» Objective:
Where a line holds "商品名称", copy it.

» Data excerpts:
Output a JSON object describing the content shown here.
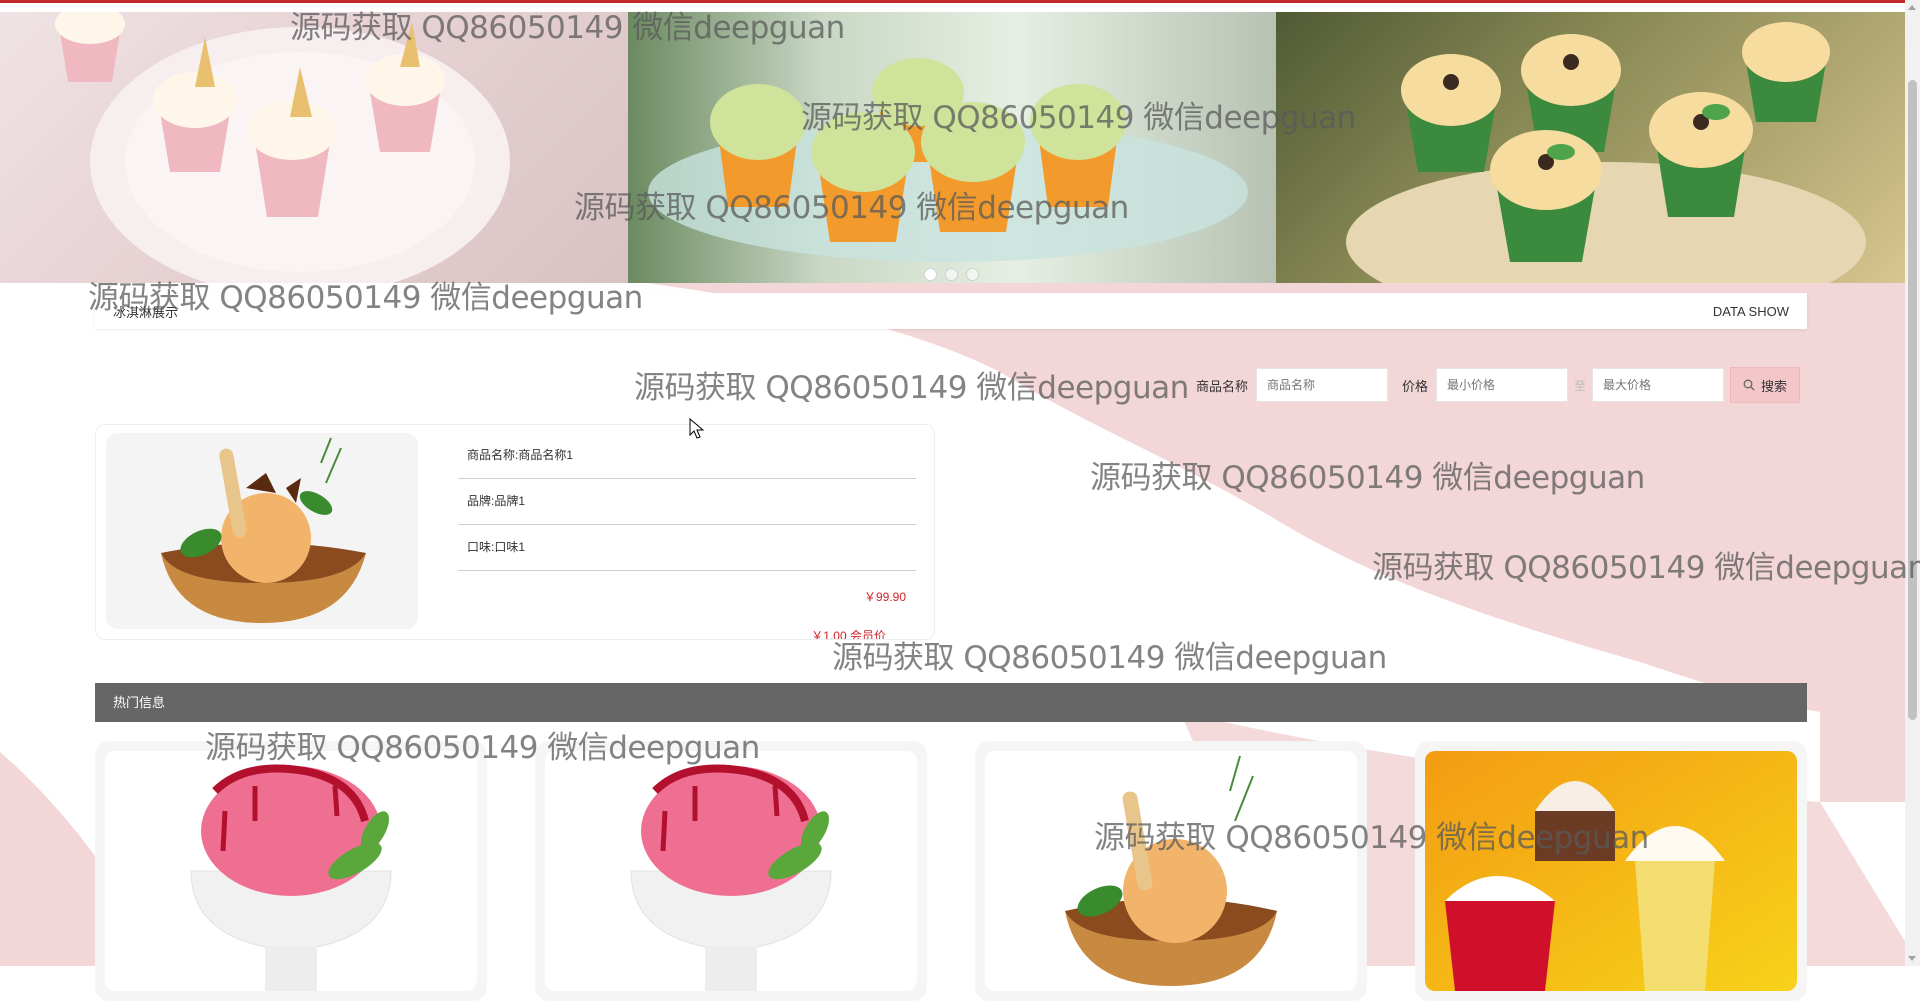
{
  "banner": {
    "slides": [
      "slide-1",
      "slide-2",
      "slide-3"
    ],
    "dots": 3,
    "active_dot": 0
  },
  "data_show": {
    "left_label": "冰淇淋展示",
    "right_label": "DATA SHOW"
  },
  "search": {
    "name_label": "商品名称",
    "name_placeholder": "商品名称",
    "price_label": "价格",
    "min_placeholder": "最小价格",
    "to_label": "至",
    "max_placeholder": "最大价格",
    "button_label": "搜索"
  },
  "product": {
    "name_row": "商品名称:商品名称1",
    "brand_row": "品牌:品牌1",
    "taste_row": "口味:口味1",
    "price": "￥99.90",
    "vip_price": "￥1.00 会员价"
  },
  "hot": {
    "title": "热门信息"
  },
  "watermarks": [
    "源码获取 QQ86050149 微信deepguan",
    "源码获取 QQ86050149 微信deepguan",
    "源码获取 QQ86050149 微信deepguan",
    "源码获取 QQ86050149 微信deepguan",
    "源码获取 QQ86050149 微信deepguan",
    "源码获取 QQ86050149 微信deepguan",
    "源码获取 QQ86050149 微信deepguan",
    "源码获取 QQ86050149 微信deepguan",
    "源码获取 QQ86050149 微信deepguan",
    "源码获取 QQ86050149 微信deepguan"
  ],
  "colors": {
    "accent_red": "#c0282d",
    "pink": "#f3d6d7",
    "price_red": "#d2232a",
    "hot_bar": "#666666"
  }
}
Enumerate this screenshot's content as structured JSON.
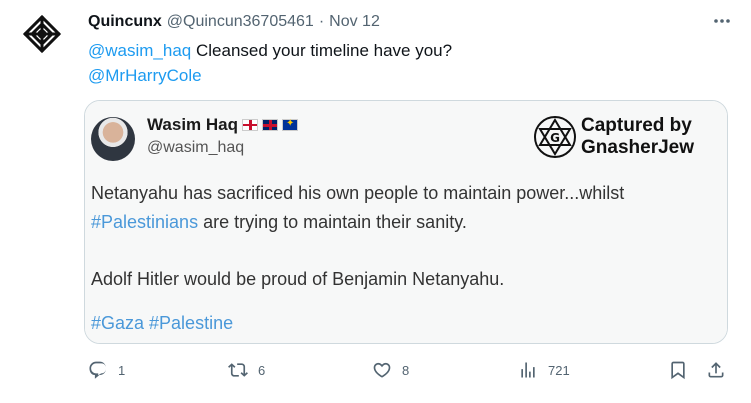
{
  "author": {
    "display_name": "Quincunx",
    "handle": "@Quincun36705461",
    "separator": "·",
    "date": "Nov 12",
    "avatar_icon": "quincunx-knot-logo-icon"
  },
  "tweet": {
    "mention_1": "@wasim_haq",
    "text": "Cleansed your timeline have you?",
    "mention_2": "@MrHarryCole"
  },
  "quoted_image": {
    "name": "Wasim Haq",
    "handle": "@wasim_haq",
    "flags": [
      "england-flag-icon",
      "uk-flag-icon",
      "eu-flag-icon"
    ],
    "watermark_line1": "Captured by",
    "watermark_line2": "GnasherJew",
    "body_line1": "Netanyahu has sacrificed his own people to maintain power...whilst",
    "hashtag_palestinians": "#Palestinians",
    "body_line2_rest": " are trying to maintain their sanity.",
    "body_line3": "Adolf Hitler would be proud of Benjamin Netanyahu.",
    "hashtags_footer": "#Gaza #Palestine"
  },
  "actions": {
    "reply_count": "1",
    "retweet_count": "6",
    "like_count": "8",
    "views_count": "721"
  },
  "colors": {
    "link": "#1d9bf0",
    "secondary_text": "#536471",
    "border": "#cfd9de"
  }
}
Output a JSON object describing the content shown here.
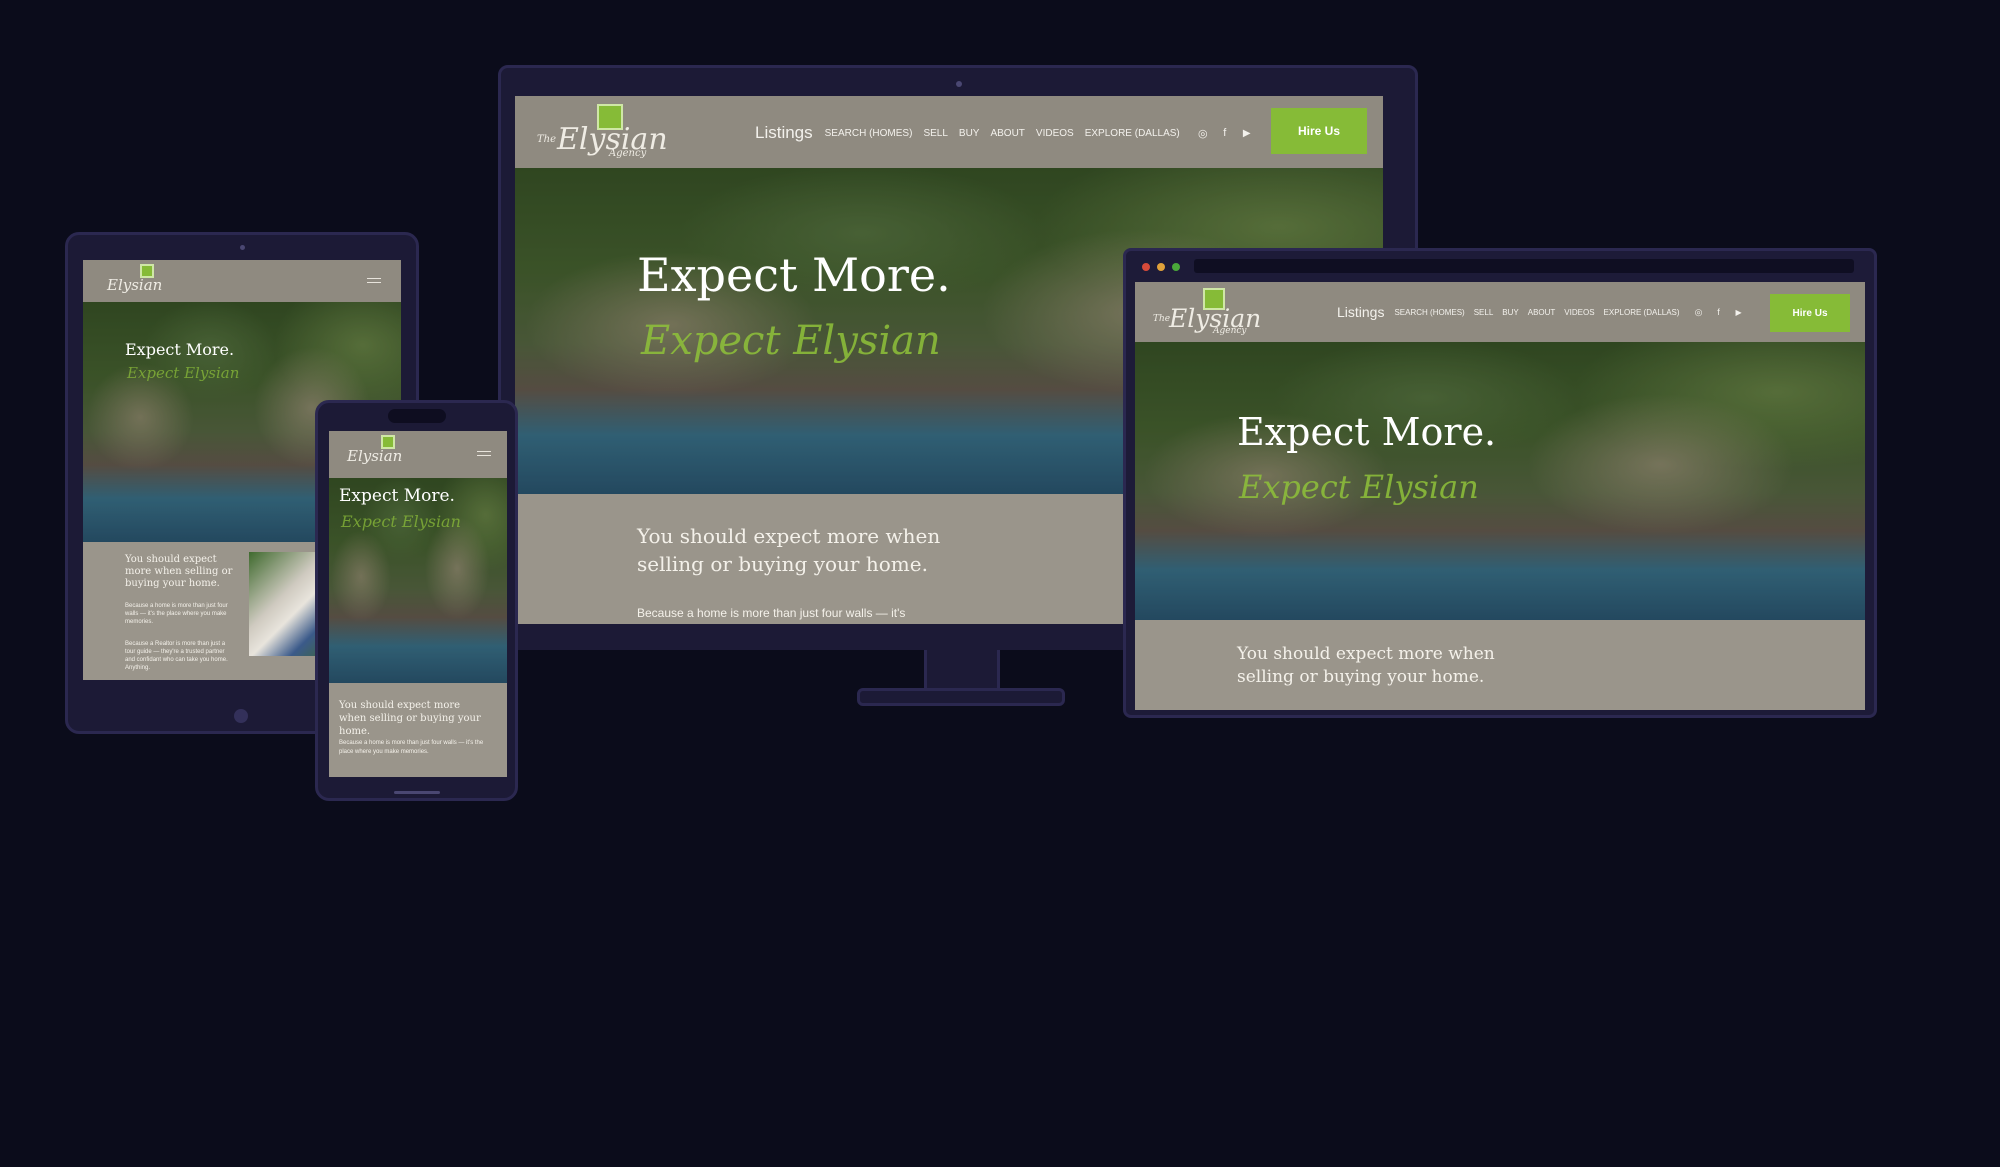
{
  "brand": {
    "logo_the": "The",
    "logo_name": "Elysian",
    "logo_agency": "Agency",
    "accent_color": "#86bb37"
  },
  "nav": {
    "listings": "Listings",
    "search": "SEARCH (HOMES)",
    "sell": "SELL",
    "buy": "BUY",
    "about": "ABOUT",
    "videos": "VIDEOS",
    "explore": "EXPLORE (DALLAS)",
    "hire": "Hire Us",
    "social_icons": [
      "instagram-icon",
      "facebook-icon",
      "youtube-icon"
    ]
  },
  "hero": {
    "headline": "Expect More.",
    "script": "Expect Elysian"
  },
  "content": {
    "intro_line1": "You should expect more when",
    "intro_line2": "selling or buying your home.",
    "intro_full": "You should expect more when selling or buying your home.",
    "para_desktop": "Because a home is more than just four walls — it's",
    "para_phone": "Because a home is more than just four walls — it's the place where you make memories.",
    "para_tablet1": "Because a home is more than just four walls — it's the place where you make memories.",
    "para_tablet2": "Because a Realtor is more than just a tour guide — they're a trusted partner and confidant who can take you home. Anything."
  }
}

» Result:
    "name_label": "商品名称",
    "name_placeholder": "商品名称",
    "name_row": "商品名称:商品名称1",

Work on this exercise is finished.